| TASK INSTRUCTIONS |
Copy every line of the material below word for word, but leave out the pictures.

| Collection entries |
○ ○ ○ ○
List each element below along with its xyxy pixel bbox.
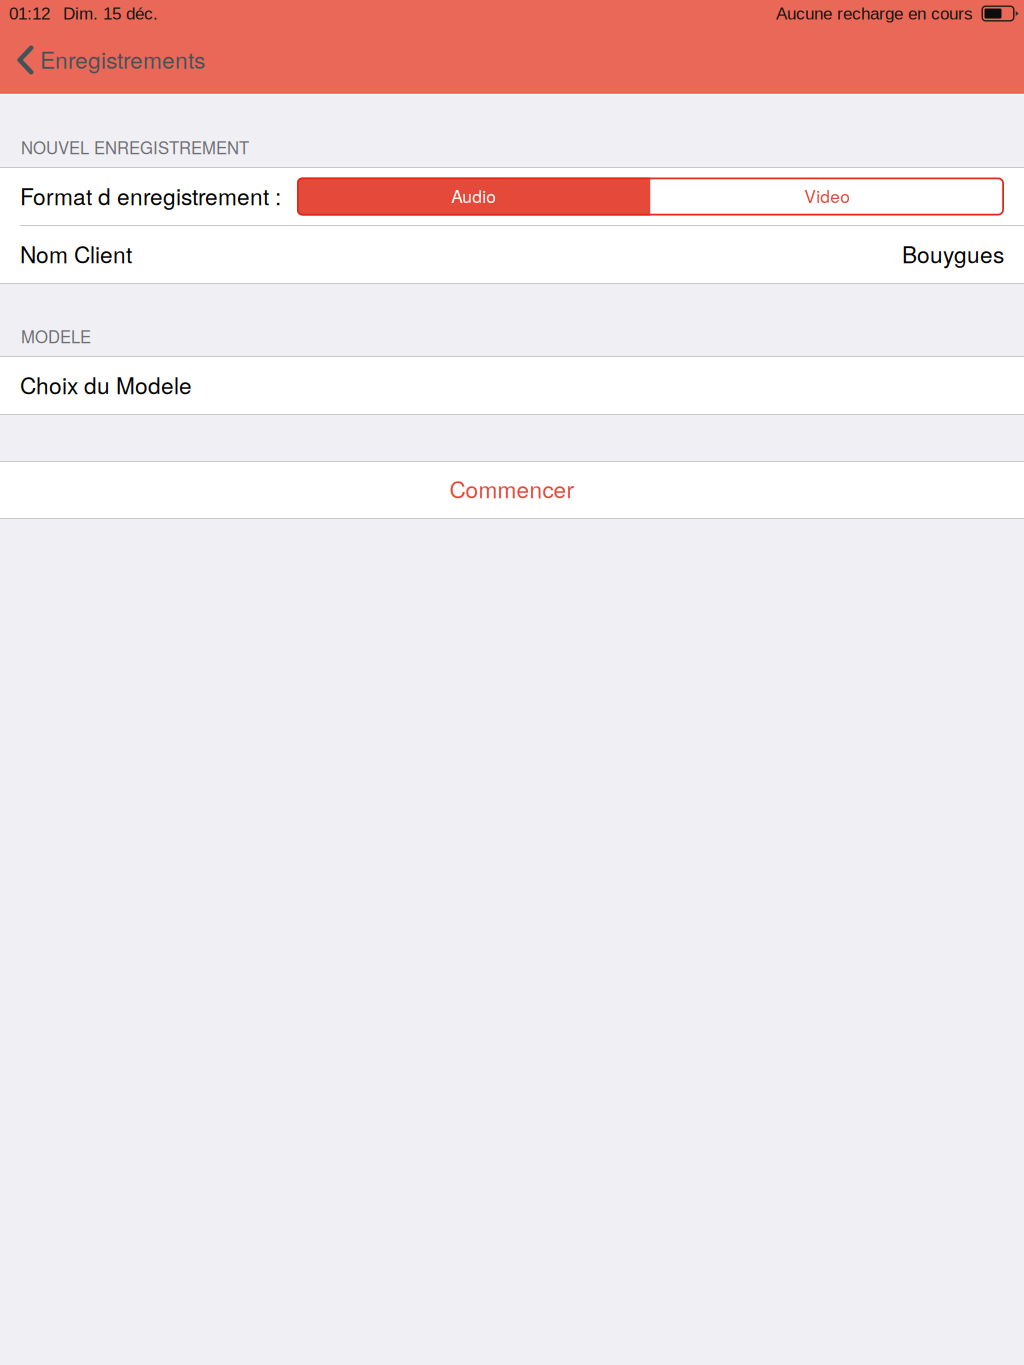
button[interactable]: Video: [650, 178, 1004, 216]
button[interactable]: Choix du Modele: [0, 357, 1024, 414]
staticText: Commencer: [450, 472, 574, 505]
staticText: 01:12: [9, 4, 50, 23]
staticText: Nom Client: [20, 237, 132, 270]
staticText: Aucune recharge en cours: [776, 4, 973, 23]
staticText: Video: [804, 183, 850, 208]
staticText: Enregistrements: [40, 43, 205, 75]
staticText: Bouygues: [902, 237, 1004, 270]
staticText: Audio: [451, 183, 496, 208]
button[interactable]: Commencer: [0, 462, 1024, 518]
staticText: Format d enregistrement :: [20, 179, 281, 212]
staticText: NOUVEL ENREGISTREMENT: [21, 135, 249, 159]
button[interactable]: Retour à Enregistrements: [0, 27, 221, 93]
staticText: Dim. 15 déc.: [63, 4, 158, 23]
staticText: MODELE: [21, 324, 91, 348]
staticText: Choix du Modele: [20, 368, 192, 401]
button[interactable]: Audio: [297, 178, 650, 216]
○ ○ ○ ○
| EXERCISE RESULT |
List each element below along with its xyxy pixel bbox.
button[interactable]: Video: [650, 178, 1004, 216]
button[interactable]: Choix du Modele: [0, 357, 1024, 414]
staticText: Commencer: [450, 472, 574, 505]
staticText: 01:12: [9, 4, 50, 23]
staticText: Nom Client: [20, 237, 132, 270]
staticText: Aucune recharge en cours: [776, 4, 973, 23]
staticText: Video: [804, 183, 850, 208]
staticText: Enregistrements: [40, 43, 205, 75]
staticText: Bouygues: [902, 237, 1004, 270]
staticText: Audio: [451, 183, 496, 208]
button[interactable]: Commencer: [0, 462, 1024, 518]
staticText: Format d enregistrement :: [20, 179, 281, 212]
staticText: NOUVEL ENREGISTREMENT: [21, 135, 249, 159]
button[interactable]: Retour à Enregistrements: [0, 27, 221, 93]
staticText: Dim. 15 déc.: [63, 4, 158, 23]
staticText: MODELE: [21, 324, 91, 348]
staticText: Choix du Modele: [20, 368, 192, 401]
button[interactable]: Audio: [297, 178, 650, 216]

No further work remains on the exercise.